From the entries below, work out the number of lines that hold the word "screenshot", and give that number alone.

================

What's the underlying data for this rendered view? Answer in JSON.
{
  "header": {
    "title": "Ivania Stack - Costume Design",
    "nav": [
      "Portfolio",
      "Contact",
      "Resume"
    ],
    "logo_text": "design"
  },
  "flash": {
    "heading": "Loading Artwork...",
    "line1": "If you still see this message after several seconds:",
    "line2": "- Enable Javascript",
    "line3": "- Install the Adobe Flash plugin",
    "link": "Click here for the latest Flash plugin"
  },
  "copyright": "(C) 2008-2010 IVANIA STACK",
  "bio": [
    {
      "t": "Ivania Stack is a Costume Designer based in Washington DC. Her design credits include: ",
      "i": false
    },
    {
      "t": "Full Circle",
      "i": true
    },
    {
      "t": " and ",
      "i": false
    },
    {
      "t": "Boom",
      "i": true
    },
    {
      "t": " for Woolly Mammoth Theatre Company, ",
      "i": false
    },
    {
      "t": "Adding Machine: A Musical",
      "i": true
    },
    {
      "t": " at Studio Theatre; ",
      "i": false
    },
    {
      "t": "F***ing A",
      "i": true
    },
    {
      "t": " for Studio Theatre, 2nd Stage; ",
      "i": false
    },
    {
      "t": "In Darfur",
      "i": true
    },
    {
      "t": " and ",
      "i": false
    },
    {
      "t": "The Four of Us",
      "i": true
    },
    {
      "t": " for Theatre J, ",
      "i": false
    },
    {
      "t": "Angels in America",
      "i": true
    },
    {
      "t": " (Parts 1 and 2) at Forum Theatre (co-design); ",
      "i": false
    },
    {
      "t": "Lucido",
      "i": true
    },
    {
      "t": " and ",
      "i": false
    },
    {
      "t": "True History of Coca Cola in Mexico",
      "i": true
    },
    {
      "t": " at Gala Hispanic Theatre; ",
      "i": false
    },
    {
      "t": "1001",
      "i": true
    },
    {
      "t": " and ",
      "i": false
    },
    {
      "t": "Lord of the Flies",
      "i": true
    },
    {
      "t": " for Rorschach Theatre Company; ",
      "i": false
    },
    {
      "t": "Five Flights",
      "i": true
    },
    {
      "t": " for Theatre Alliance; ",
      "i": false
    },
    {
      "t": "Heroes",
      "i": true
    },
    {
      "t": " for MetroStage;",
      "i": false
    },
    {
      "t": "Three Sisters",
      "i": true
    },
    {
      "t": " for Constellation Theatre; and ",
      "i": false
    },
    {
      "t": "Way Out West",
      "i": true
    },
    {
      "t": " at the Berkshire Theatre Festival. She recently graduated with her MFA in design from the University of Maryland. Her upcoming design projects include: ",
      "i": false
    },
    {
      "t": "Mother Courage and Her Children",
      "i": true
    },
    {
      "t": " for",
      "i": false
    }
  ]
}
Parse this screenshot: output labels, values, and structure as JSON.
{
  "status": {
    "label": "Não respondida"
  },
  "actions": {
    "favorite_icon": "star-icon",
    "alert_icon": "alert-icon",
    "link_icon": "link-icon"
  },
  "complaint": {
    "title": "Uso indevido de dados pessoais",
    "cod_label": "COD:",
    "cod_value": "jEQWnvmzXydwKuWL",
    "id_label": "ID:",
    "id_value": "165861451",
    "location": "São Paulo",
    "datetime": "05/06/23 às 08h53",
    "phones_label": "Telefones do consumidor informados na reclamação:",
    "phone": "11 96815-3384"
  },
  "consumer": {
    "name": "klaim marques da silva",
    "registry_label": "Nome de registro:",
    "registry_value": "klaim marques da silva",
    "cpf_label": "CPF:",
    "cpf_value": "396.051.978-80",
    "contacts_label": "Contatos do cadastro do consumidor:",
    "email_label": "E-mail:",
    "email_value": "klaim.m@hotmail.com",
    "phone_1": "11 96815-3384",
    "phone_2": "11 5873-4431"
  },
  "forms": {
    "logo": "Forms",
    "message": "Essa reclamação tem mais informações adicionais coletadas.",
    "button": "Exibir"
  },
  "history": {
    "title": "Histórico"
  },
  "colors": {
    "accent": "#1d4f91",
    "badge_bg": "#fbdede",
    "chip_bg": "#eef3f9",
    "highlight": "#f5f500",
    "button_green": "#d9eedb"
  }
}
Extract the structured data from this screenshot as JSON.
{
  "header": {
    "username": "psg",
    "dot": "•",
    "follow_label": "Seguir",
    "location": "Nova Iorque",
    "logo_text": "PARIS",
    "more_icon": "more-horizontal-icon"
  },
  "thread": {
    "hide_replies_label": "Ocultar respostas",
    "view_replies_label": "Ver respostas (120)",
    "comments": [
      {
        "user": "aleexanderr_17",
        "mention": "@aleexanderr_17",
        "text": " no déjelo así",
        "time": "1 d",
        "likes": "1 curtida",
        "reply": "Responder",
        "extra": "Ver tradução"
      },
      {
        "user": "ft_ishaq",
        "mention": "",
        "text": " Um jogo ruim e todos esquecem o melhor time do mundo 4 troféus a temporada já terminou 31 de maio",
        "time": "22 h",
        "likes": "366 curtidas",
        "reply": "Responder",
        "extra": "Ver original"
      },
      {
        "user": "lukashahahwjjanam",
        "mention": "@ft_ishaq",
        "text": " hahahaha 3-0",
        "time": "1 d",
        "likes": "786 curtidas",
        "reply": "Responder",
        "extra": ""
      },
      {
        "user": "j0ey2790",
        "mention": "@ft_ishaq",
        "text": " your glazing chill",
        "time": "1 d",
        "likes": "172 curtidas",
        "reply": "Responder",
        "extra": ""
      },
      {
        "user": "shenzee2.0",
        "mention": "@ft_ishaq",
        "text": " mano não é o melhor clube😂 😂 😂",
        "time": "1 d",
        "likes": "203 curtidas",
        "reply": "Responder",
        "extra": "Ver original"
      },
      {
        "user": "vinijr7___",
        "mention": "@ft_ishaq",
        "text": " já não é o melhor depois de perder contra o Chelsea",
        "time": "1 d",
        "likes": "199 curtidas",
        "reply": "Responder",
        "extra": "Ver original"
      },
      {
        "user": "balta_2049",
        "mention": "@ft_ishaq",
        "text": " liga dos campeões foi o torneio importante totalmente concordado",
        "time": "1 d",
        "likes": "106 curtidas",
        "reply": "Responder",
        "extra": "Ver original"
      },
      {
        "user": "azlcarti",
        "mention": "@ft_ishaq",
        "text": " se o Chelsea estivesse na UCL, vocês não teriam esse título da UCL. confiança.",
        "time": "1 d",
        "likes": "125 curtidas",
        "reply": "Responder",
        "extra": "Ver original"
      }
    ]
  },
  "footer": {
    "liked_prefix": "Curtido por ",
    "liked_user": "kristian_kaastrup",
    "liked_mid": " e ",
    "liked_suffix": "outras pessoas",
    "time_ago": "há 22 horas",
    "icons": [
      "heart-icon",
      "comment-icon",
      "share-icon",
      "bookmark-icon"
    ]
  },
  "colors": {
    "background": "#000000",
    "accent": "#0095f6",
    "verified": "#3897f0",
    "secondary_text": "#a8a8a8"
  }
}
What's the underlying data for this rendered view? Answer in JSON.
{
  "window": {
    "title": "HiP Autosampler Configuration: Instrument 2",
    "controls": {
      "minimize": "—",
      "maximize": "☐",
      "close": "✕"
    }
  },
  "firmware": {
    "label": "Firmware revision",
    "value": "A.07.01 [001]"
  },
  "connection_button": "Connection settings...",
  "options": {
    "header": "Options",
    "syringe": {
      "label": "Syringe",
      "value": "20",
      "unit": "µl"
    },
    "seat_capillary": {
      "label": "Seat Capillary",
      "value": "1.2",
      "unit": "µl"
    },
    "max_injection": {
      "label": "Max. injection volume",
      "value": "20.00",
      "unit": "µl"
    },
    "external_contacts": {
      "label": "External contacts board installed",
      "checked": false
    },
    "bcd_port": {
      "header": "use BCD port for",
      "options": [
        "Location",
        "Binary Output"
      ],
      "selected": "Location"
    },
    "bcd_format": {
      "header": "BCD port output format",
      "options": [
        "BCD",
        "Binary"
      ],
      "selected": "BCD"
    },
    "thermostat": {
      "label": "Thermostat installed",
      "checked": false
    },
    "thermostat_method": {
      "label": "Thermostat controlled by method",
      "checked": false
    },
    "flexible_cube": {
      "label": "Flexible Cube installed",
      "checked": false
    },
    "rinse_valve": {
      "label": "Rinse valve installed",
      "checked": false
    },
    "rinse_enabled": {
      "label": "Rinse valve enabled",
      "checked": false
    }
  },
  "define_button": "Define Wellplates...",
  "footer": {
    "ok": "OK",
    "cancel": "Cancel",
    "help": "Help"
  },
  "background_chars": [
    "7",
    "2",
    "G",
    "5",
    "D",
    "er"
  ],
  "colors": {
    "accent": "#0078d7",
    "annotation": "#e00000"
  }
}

================

• **EXERCISE RESULT**: 2